What to work on ->
In the listing below, locate the lines that hold "your" and copy them.

-------- Provided entries

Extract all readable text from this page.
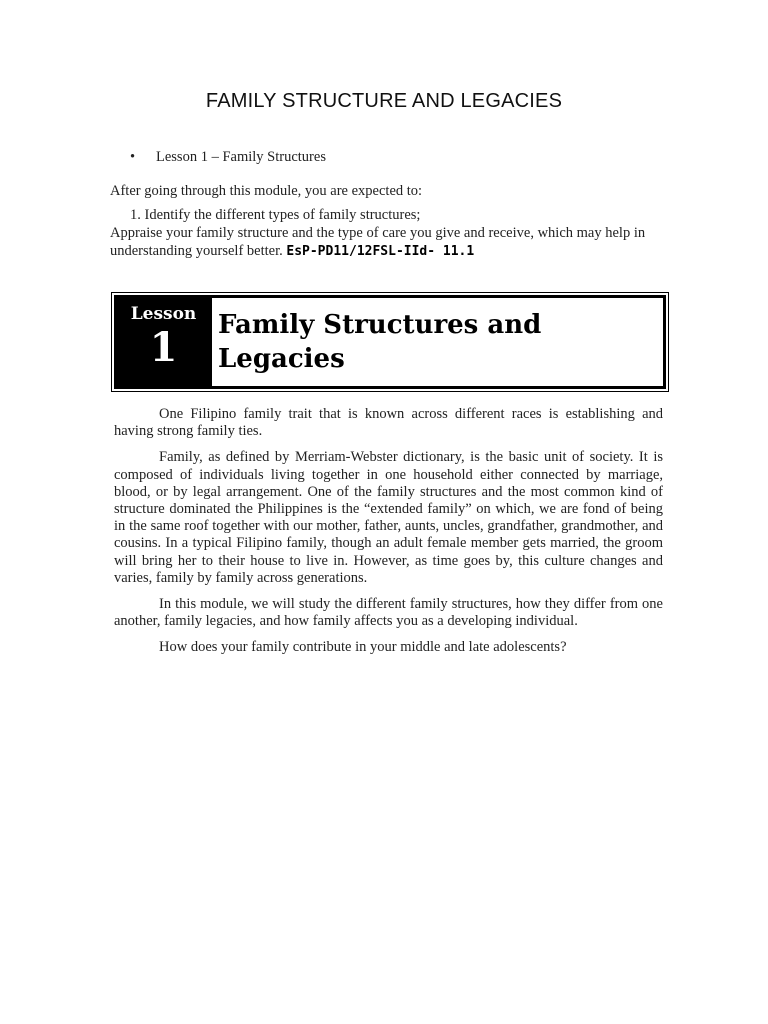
FAMILY STRUCTURE AND LEGACIES
• Lesson 1 – Family Structures
After going through this module, you are expected to:
1. Identify the different types of family structures;
Appraise your family structure and the type of care you give and receive, which may help in understanding yourself better. EsP-PD11/12FSL-IId- 11.1
Lesson
1 Family Structures and
Legacies

One Filipino family trait that is known across different races is establishing and having strong family ties.

Family, as defined by Merriam-Webster dictionary, is the basic unit of society. It is composed of individuals living together in one household either connected by marriage, blood, or by legal arrangement. One of the family structures and the most common kind of structure dominated the Philippines is the “extended family” on which, we are fond of being in the same roof together with our mother, father, aunts, uncles, grandfather, grandmother, and cousins. In a typical Filipino family, though an adult female member gets married, the groom will bring her to their house to live in. However, as time goes by, this culture changes and varies, family by family across generations.

In this module, we will study the different family structures, how they differ from one another, family legacies, and how family affects you as a developing individual.

How does your family contribute in your middle and late adolescents?
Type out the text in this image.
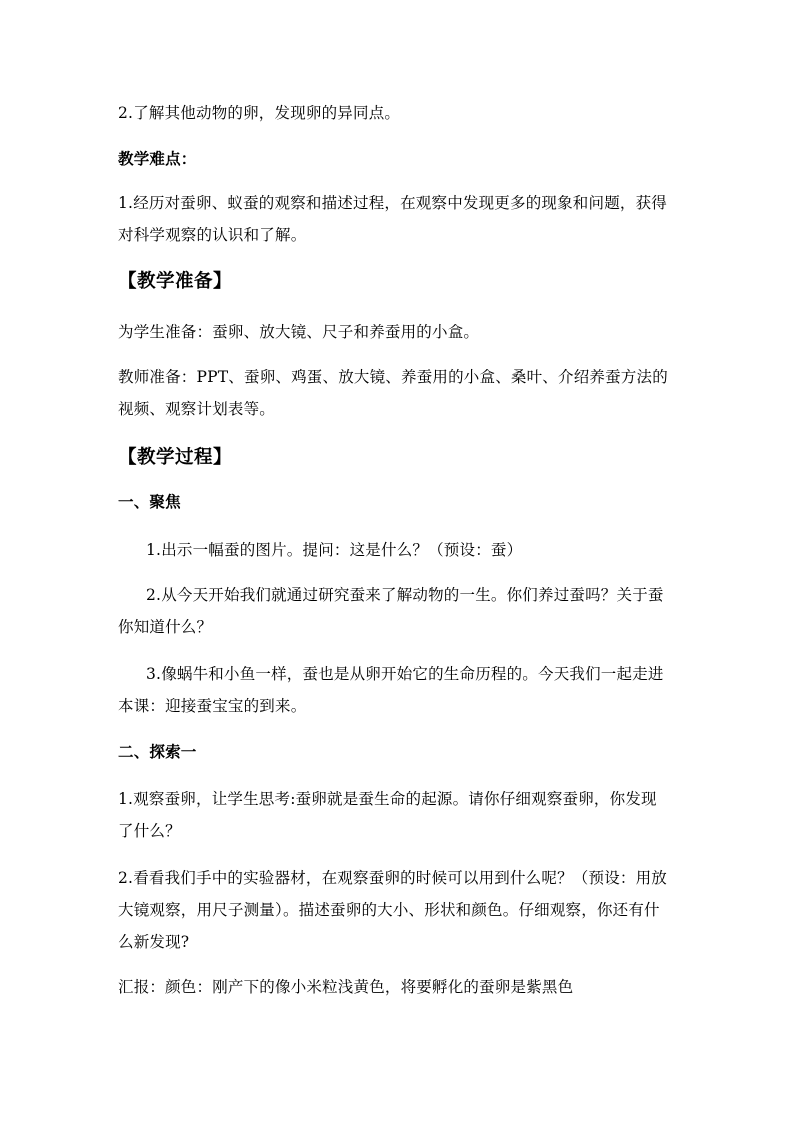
2.了解其他动物的卵，发现卵的异同点。
教学难点：
1.经历对蚕卵、蚁蚕的观察和描述过程，在观察中发现更多的现象和问题，获得
对科学观察的认识和了解。
【教学准备】
为学生准备：蚕卵、放大镜、尺子和养蚕用的小盒。
教师准备：PPT、蚕卵、鸡蛋、放大镜、养蚕用的小盒、桑叶、介绍养蚕方法的
视频、观察计划表等。
【教学过程】
一、聚焦
1.出示一幅蚕的图片。提问：这是什么？（预设：蚕）
2.从今天开始我们就通过研究蚕来了解动物的一生。你们养过蚕吗？关于蚕
你知道什么？
3.像蜗牛和小鱼一样，蚕也是从卵开始它的生命历程的。今天我们一起走进
本课：迎接蚕宝宝的到来。
二、探索一
1.观察蚕卵，让学生思考:蚕卵就是蚕生命的起源。请你仔细观察蚕卵，你发现
了什么？
2.看看我们手中的实验器材，在观察蚕卵的时候可以用到什么呢？（预设：用放
大镜观察，用尺子测量）。描述蚕卵的大小、形状和颜色。仔细观察，你还有什
么新发现?
汇报：颜色：刚产下的像小米粒浅黄色，将要孵化的蚕卵是紫黑色
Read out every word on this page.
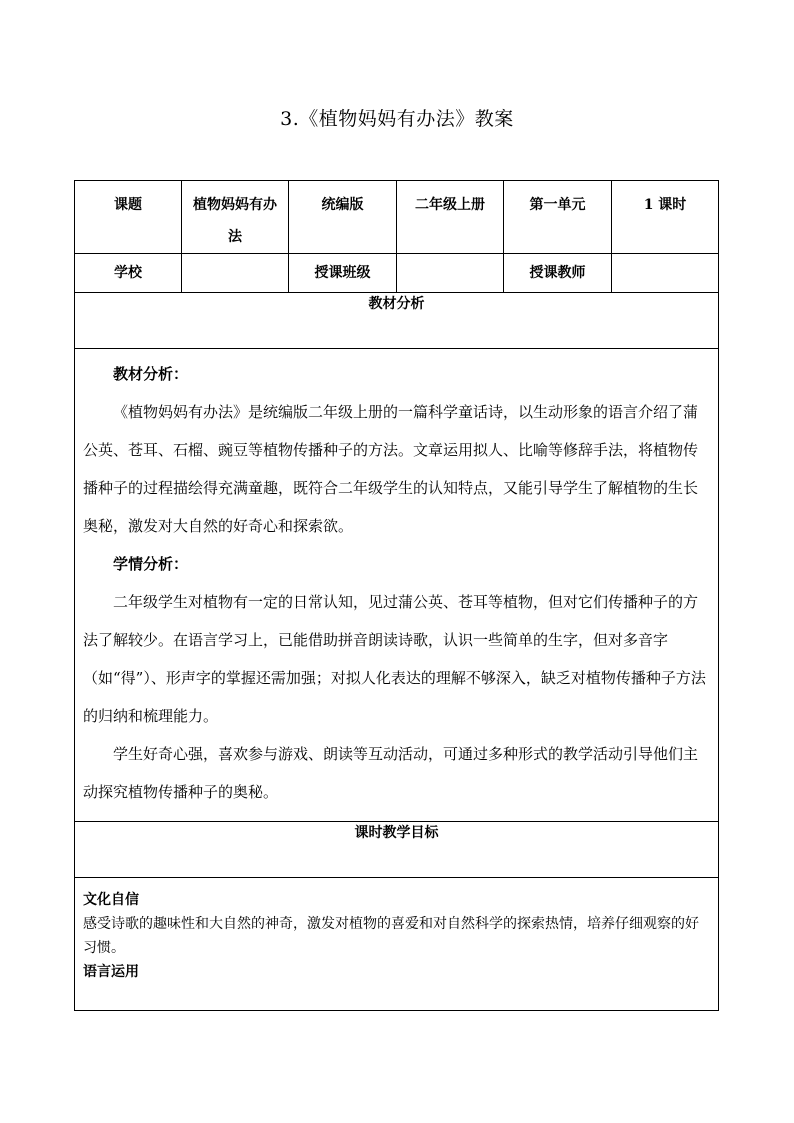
3.《植物妈妈有办法》教案
课题	植物妈妈有办法	统编版	二年级上册	第一单元	1 课时

学校		授课班级		授课教师	

教材分析					

教材分析：

《植物妈妈有办法》是统编版二年级上册的一篇科学童话诗，以生动形象的语言介绍了蒲公英、苍耳、石榴、豌豆等植物传播种子的方法。文章运用拟人、比喻等修辞手法，将植物传播种子的过程描绘得充满童趣，既符合二年级学生的认知特点，又能引导学生了解植物的生长奥秘，激发对大自然的好奇心和探索欲。

学情分析：

二年级学生对植物有一定的日常认知，见过蒲公英、苍耳等植物，但对它们传播种子的方法了解较少。在语言学习上，已能借助拼音朗读诗歌，认识一些简单的生字，但对多音字（如“得”）、形声字的掌握还需加强；对拟人化表达的理解不够深入，缺乏对植物传播种子方法的归纳和梳理能力。

学生好奇心强，喜欢参与游戏、朗读等互动活动，可通过多种形式的教学活动引导他们主动探究植物传播种子的奥秘。					

课时教学目标					

文化自信

感受诗歌的趣味性和大自然的神奇，激发对植物的喜爱和对自然科学的探索热情，培养仔细观察的好习惯。

语言运用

----------------

Written answer ->
Appraise your family structure and the type of care you give and receive, which may help in understanding yourself better. EsP-PD11/12FSL-IId- 11.1
How does your family contribute in your middle and late adolescents?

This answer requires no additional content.